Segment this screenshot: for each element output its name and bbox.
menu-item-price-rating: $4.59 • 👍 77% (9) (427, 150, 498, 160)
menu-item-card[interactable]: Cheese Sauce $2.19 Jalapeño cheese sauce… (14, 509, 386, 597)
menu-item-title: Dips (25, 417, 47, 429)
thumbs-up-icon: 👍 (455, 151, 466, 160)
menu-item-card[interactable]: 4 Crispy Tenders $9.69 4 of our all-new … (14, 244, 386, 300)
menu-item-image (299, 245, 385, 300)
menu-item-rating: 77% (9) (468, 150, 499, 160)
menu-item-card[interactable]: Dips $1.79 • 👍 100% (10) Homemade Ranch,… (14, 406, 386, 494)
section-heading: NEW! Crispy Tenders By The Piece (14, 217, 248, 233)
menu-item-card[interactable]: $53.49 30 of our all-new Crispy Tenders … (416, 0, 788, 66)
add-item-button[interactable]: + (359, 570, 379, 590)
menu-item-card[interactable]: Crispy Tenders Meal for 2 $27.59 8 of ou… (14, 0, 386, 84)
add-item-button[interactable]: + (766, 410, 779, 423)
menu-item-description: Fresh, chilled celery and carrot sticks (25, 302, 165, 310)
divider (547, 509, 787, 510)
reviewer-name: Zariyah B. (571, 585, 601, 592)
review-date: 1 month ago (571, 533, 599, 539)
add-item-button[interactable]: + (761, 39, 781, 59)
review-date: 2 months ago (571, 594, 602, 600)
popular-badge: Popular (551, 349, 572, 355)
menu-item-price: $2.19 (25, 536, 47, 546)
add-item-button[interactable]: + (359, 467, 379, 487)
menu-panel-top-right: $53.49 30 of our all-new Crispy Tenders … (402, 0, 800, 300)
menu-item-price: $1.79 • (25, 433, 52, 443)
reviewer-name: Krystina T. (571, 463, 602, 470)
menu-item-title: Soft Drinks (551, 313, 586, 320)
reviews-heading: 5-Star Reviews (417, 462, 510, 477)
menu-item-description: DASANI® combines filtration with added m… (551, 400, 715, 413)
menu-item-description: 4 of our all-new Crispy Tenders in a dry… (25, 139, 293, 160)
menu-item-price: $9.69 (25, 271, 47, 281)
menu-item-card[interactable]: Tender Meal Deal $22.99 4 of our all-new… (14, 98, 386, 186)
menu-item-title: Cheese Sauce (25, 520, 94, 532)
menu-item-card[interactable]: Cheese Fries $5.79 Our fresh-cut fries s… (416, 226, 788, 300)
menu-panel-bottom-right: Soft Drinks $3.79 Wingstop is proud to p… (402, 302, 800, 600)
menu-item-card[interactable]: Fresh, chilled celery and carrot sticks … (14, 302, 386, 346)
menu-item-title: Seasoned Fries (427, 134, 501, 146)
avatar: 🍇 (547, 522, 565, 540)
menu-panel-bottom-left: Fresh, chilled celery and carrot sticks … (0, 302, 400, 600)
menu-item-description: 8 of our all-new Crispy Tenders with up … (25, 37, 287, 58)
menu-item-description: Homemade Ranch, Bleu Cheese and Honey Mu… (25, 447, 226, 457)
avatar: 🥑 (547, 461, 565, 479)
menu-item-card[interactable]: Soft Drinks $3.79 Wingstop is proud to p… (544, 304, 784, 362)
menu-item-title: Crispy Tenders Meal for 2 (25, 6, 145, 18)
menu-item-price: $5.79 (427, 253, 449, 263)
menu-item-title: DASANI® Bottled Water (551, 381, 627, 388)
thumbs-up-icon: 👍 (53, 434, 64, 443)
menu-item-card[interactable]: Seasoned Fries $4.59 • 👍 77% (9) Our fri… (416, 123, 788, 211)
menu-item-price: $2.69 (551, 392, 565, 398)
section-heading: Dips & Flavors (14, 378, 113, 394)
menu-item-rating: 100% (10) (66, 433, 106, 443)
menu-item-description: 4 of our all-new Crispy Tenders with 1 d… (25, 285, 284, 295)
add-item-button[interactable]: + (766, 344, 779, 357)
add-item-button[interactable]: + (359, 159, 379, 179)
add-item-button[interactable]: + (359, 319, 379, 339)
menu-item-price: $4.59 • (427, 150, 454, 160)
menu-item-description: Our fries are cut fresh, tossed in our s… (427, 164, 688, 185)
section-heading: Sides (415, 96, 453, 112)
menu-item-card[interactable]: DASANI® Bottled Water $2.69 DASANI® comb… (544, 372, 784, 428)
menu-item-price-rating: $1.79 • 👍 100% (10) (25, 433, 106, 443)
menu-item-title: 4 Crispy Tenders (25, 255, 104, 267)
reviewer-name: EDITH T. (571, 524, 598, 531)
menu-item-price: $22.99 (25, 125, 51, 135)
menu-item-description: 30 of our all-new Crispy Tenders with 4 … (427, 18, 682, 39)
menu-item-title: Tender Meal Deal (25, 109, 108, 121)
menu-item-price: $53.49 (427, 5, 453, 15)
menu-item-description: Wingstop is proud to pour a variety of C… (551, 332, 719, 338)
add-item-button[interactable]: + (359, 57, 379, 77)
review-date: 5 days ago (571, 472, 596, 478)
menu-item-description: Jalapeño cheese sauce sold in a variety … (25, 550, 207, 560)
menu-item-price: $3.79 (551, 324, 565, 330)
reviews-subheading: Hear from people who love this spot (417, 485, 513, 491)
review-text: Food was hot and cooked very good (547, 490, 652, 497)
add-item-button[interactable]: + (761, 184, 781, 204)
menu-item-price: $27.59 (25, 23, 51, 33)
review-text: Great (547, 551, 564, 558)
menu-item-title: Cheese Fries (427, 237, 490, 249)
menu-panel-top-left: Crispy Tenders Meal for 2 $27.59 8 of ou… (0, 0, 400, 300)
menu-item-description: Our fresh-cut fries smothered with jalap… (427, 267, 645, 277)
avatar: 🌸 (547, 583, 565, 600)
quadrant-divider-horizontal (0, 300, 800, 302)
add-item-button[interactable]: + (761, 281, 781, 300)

» **Set problem**: How many of the rows above contain the word "Soft"? Reply with the number only.

» **Written answer**: 3